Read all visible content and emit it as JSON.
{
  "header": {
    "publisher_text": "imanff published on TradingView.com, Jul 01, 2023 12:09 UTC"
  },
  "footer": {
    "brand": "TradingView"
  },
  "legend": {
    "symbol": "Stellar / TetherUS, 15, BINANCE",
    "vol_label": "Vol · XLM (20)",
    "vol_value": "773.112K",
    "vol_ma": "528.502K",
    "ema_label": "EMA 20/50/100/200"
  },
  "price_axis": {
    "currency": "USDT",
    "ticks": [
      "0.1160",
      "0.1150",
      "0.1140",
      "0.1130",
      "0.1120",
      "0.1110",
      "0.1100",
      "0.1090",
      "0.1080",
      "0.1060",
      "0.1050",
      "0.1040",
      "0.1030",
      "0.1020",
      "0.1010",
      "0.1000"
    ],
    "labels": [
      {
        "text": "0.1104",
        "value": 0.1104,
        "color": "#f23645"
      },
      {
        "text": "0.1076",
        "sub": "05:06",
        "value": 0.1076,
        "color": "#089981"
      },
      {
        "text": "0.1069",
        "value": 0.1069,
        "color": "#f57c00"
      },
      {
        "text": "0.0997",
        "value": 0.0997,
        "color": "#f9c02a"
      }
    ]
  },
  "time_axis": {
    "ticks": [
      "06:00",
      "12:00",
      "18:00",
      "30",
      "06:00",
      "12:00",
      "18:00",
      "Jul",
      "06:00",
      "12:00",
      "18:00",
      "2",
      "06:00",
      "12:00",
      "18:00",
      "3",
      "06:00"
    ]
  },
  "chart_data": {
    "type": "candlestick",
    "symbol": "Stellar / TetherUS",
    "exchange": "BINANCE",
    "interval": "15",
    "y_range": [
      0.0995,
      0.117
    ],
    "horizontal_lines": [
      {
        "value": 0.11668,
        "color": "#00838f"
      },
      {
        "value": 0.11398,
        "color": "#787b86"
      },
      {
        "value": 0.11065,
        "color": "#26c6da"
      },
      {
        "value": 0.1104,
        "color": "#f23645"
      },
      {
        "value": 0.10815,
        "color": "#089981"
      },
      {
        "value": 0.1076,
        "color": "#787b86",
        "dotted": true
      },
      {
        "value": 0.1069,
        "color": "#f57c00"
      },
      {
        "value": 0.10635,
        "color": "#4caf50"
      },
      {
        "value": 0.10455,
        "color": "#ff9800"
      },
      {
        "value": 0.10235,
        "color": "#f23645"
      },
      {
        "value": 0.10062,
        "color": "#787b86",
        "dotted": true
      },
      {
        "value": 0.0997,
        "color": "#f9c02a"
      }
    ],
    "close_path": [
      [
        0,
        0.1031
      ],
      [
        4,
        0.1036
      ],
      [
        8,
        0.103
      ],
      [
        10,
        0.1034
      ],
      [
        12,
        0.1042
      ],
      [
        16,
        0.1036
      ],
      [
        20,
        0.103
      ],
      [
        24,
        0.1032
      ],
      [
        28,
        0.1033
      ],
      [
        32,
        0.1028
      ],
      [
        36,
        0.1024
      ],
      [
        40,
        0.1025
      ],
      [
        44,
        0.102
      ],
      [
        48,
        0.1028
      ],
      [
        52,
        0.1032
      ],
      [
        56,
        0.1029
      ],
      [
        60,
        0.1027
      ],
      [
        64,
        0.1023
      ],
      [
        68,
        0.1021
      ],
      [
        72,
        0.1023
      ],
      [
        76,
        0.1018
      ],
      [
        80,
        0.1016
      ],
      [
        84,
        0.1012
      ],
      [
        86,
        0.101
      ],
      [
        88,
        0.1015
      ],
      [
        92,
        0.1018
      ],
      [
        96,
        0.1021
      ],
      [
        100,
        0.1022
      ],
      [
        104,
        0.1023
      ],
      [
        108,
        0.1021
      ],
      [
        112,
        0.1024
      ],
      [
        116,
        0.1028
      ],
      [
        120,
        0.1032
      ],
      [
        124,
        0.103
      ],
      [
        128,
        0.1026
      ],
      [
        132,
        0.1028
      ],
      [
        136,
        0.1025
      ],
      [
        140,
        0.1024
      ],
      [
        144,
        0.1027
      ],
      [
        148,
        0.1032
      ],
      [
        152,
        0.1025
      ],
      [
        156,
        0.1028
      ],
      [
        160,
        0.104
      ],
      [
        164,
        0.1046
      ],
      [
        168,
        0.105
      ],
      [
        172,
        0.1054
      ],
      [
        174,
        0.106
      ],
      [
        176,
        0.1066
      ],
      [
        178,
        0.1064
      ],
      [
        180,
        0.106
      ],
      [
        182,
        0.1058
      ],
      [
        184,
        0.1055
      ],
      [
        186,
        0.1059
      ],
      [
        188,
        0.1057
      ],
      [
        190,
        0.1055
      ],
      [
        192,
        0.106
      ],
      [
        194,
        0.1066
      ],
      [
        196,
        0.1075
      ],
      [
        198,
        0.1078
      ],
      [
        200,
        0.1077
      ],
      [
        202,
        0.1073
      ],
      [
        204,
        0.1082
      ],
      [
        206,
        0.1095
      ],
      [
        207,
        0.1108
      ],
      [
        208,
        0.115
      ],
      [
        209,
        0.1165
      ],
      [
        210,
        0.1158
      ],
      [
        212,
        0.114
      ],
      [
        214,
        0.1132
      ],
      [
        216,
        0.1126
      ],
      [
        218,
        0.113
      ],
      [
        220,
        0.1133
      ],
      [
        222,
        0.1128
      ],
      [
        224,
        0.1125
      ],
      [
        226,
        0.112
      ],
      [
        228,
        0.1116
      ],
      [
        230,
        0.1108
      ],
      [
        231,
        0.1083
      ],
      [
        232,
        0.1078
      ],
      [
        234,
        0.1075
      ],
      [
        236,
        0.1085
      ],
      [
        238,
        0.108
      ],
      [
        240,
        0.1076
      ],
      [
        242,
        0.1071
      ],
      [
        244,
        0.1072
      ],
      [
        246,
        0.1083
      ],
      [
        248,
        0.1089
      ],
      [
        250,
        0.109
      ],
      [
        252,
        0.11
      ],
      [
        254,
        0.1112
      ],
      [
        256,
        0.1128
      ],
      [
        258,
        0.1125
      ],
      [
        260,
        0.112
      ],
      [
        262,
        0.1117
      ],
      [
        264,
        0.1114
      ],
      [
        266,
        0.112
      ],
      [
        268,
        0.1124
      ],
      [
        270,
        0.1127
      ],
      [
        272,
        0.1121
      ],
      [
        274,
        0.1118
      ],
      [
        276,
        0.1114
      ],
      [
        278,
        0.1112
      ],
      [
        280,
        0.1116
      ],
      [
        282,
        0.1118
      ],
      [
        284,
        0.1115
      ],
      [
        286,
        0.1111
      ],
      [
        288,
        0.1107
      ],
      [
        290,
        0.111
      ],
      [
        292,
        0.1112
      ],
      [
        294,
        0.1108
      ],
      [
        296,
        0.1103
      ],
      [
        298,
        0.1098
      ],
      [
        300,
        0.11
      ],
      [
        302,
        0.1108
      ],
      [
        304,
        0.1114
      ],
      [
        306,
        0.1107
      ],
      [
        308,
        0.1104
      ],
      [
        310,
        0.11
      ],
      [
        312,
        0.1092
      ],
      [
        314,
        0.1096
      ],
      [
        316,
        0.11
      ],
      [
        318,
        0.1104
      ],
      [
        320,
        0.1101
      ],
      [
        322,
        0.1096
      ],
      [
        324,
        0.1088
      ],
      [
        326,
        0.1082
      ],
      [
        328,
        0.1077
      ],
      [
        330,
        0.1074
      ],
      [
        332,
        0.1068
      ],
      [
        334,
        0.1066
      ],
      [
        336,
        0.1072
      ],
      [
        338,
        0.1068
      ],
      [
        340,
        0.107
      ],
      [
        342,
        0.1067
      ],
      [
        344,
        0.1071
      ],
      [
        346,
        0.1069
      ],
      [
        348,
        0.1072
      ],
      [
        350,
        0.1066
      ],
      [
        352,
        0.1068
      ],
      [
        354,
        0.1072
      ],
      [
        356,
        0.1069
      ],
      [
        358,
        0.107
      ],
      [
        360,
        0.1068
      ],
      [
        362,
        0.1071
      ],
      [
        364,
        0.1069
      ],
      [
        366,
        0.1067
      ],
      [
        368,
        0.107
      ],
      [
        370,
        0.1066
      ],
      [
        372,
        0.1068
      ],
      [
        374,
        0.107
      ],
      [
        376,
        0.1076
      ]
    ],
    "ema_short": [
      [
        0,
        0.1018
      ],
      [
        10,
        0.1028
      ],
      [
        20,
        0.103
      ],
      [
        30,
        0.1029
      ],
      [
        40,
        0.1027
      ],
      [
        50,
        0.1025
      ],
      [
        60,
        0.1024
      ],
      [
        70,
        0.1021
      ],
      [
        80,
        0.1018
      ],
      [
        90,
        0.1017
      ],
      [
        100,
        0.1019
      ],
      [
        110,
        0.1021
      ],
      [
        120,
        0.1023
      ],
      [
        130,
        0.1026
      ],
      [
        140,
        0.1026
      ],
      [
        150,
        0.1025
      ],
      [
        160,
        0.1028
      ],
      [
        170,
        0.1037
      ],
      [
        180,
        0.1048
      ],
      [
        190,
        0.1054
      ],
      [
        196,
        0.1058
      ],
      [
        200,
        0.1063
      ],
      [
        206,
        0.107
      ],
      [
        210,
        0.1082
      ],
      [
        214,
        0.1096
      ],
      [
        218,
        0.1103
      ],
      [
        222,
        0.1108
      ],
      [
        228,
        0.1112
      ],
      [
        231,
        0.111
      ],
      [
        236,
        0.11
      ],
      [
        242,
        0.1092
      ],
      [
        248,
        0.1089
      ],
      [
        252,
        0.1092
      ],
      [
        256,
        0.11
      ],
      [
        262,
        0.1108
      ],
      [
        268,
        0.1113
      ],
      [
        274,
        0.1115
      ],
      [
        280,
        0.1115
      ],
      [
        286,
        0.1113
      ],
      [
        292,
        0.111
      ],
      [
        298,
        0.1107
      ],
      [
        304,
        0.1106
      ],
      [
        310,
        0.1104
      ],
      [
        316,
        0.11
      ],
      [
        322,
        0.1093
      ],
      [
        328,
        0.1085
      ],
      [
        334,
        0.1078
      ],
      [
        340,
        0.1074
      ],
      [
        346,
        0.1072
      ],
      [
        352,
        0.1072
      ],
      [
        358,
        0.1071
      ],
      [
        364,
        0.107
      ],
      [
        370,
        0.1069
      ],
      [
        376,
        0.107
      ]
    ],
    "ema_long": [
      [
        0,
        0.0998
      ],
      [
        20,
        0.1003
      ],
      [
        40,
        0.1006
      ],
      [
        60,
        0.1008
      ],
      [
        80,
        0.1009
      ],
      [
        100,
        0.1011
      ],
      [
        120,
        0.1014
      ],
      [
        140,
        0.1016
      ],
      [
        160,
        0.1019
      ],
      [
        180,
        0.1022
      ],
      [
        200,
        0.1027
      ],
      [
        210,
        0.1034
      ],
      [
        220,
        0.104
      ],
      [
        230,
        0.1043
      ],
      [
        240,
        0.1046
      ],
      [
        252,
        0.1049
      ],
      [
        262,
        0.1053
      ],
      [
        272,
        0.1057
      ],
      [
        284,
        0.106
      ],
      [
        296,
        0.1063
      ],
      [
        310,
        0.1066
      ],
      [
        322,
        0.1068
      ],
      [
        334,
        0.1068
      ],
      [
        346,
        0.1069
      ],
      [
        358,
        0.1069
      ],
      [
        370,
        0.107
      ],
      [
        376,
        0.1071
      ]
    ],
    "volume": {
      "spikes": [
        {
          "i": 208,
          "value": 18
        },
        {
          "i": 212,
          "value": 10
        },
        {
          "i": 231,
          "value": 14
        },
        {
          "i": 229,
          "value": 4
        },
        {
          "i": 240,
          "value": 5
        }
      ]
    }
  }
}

──────

* [Task to carry out]:
Count the lines in the entries above that include the string "BINANCE", then give only that figure.

* [Reply]:
2